Exercise instructions:
1) Return everything from "I think in Q4, year-over-year" down to "continue improve year-over-year." in the earnings call remarks on margins and cell lines, word for word.
2) Write the next part of the earnings call remarks on margins and cell lines, picking up after their final sentence.
Document text below:
I think in Q4, year-over-year for Q4 was like a 900 basis point margin improvement, which again which is showing the leverage that we have, right? We have the necessary sales forces; we're in the necessary countries. And we're just kind of laying on new indications. Like I said, we just got the EoE indication approved in the first quarter in Europe. And again, that's proven to be a much bigger indication in the U.S. than we ever thought it was going to be. So, I think that we are at steady state, and I would love for the margins and I expect the margins to continue improve year-over-year.
Now, we have also being saying that on top of that -- on top of the normal course, we have done something that we normally do with our antibodies. In which, we try to look for yield improvement. Can we get better cell lines than we currently have? So, we launched the product with Sanofi with a C2 cell line. But that didn't stop the group enteric count. So, we have a group specifically designed for this. They predicate yield improvement. So, we have come up with a C3 cell line. And it's being approved by both the FDA and in Europe. And again, we are getting it approved throughout the other countries in the world.
And what this does compared to the C2 line with regards to bulk drugs, we get three times better yield with regards to active proteins in the number of doses per batch, right? So, the same cost per batch C2 versus C3. But I am getting three times as many doses as a result of that. Now, you will begin to see some of that kind of come through in the second quarter of 2023 as we kind of start to make the switch from the C2 cell line to the C3 with regards to the bulk drug. And probably by the end of the year if things go right, probably 50% of the products of what we sold will be through this C3.
End of Document text.
Data records below:
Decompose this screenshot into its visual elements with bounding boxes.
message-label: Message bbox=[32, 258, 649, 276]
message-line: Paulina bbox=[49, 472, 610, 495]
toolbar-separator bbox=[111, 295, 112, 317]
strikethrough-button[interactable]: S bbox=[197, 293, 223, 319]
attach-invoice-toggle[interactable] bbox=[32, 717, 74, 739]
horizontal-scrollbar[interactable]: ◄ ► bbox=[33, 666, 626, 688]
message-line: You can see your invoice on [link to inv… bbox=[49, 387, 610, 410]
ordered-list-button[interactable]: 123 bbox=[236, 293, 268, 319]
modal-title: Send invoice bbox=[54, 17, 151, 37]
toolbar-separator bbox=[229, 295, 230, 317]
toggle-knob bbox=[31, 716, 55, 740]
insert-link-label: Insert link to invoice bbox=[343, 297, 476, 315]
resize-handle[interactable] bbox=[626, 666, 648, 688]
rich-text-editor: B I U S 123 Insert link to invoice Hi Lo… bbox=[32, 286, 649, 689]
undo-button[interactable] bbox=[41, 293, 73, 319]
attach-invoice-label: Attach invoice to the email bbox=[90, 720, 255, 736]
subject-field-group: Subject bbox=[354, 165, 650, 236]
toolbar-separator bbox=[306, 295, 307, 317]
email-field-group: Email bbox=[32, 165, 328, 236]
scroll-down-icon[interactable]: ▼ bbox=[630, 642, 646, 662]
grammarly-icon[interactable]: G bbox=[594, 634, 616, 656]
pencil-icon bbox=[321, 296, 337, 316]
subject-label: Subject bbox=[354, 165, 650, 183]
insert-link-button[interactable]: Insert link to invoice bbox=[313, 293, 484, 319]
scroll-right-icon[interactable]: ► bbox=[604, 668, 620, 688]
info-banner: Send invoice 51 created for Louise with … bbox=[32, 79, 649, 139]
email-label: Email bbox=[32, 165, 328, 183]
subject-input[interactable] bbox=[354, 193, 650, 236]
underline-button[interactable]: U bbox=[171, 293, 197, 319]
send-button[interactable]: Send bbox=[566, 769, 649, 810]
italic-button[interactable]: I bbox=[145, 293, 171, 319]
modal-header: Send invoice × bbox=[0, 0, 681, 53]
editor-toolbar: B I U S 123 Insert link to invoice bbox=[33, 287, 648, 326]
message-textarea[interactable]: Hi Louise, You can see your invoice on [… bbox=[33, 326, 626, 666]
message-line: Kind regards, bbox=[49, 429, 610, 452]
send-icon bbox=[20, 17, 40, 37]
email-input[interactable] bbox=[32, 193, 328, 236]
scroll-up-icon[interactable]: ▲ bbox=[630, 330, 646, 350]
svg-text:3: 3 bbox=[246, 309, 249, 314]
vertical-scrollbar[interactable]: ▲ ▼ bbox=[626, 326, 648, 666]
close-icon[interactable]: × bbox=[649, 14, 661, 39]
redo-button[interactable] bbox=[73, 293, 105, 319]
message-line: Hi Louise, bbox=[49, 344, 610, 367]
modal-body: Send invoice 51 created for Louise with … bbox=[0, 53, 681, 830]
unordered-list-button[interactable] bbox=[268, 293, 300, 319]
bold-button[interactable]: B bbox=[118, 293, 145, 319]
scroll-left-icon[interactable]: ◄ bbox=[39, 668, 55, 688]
End of Data records.
Results for the exercise:
1)
I think in Q4, year-over-year for Q4 was like a 900 basis point margin improvement, which again which is showing the leverage that we have, right? We have the necessary sales forces; we're in the necessary countries. And we're just kind of laying on new indications. Like I said, we just got the EoE indication approved in the first quarter in Europe. And again, that's proven to be a much bigger indication in the U.S. than we ever thought it was going to be. So, I think that we are at steady state, and I would love for the margins and I expect the margins to continue improve year-over-year.

2)
So, again 2024 will the big driver. But, you will begin to see hints certainly in the second-half of the year with regards to cost of goods sold. The other beautiful thing that it does particularly because of the volume that Dupixent is creating under the C2, it really helps with regards to capital expenditures, right? We don't need to put in more 10k capacity with regards to production because we are getting three times better yield that of the same 10k capacity. So, it's really, really been a bonus for us. And again, Sanofi and Regeneron look forward to the fruits of that with regards to margin expansion going forward.
Carter Gould
Great. Maybe moving on to high-dose Eylea, you touched on at the start sort of a shorter turnaround time on the review. Can you talk through the implications of that for the launch and potential J code coming earlier as well just sort of the importance or I guess the lot of importance of J code during that initial couple of months?
Robert Landry
Let me touch upon in beginning and Ryan will take the back half of that. So, as we mentioned while we filed at the end of December, we got it accepted the filing in end of February. We are expecting kind of a late August launch with regards to the timeframe. And we are using a priority review voucher that we got for Inmazeb, which was our Ebola drug when that was approved. And we were very pleased to see that upon the letter that came back to us that they were looking at the 8 mg as kind of a non new molecular entity which basically had a 10-month review time. You put on the four month PVB shortening, and then, you get six months, right? So, you go from end of December to end of June, which was really kind of -- was positive news. We thought we could have the possibility. But, it was fantastic that it was kind of cemented with the FDA letter.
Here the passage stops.